> LIST OF TASKS:
A) In the passage on teaching clowning, why is there no simple yes or no when students ask whether they are doing an exercise right? Answer in one to three sentences.
B) According to the passage on teaching clowning, how much work did the "quantity" group need to produce to earn an "A"?
C) Please carry the passage on teaching clowning forward from its final sentence.

As I'm teaching clowning this semester, this is particularly a propos. A lot of students will ask me if they are getting an exercise right or not, if they are doing it properly. With clowning, as with most forms of artwork, there is no one right answer-- there are only better answers. And there are always better answers. Your work could always be better, stronger, more grounded, more focused. The merry-go-round doesn't stop.
In the arts, there's much more to be gained from trying something out than to theorize about something.
"The ceramics teacher announced on opening day that he was dividing the class into two groups. All those on the left side of the studio, he said, would be graded solely on the quantity of work they produced, all those on the right solely on its quality. His procedure was simple: on the final day of class he would bring in his bathroom scales and weigh the work of the "quantity" group: fifty pounds of pots rated an "A", forty pounds a "B", and so on. Those being graded on "quality", however, needed to produce only one pot--albeit a perfect one--to get an "A".

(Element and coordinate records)
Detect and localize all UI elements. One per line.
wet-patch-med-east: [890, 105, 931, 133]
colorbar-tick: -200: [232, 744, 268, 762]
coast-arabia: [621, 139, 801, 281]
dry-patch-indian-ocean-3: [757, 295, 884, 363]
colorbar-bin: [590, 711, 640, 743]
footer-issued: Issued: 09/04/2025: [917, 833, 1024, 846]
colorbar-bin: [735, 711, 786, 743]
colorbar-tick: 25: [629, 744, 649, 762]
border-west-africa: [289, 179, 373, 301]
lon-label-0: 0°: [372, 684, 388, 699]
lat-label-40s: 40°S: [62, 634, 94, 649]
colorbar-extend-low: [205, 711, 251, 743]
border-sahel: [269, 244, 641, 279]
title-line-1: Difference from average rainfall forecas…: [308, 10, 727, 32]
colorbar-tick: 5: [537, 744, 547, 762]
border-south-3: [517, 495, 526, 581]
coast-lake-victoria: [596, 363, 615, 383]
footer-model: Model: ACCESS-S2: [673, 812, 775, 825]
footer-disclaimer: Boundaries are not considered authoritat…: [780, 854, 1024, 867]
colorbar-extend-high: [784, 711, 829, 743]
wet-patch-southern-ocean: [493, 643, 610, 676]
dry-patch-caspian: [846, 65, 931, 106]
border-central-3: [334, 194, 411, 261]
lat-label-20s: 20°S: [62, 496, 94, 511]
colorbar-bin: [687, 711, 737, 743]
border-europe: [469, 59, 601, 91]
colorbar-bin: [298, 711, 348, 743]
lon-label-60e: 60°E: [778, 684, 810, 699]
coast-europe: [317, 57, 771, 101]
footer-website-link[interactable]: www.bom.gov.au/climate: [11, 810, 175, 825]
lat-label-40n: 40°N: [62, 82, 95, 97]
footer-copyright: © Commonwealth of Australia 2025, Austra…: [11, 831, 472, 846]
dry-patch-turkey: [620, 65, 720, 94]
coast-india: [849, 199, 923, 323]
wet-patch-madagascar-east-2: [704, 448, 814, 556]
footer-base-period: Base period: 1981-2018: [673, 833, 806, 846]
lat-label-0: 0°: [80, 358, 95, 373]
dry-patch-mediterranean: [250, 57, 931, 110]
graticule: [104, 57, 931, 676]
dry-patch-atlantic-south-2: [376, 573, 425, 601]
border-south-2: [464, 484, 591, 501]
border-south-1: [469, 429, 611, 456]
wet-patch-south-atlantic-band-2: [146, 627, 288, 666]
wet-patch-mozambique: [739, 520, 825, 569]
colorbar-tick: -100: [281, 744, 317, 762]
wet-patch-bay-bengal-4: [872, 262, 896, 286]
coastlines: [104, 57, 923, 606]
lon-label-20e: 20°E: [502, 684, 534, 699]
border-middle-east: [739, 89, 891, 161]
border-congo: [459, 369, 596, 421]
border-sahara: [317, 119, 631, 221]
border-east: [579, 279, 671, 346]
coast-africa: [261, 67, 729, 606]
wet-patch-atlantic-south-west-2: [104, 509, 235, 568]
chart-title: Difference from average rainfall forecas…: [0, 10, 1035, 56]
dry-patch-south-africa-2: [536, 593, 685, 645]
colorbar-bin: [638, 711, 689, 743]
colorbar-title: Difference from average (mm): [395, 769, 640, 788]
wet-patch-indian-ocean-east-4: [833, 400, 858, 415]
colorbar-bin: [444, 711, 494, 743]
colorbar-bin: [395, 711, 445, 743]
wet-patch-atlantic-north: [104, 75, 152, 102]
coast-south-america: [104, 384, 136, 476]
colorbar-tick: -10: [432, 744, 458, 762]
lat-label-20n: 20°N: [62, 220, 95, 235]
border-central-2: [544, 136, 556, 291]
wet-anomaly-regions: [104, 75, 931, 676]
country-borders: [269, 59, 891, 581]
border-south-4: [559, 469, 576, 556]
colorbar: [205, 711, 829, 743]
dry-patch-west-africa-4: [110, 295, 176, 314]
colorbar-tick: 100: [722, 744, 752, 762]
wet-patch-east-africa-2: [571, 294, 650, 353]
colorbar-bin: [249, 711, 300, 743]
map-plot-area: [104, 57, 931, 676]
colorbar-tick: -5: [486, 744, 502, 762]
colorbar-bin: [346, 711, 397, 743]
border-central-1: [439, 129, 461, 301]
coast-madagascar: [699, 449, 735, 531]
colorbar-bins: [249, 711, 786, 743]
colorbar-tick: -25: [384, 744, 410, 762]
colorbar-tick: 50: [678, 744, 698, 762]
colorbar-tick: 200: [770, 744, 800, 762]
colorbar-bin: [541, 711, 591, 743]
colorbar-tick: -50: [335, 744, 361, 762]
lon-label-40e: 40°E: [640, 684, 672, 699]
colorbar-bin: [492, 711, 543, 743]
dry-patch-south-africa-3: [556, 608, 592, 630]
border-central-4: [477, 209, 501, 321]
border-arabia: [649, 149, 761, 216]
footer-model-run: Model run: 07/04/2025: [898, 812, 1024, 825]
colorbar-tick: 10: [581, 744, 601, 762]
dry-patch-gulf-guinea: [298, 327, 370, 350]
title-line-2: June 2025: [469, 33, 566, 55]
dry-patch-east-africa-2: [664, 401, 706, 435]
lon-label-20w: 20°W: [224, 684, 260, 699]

> RESPONSES:
A) With clowning, as with most art forms, there is no single right answer, only better answers. There are always better answers, because the work could always be stronger, more grounded or more focused.

B) Fifty pounds of pots.

C)
Well, came grading time and a curious fact emerged: the works of highest quality were all produced by the group being graded for quantity. It seems that while the "quantity" group was busily churning out piles of work--and learning from their mistakes--the "quality" group had sat theorizing about perfection, and in the end had little more to show for their efforts than grandiose theories and a pile of dead clay."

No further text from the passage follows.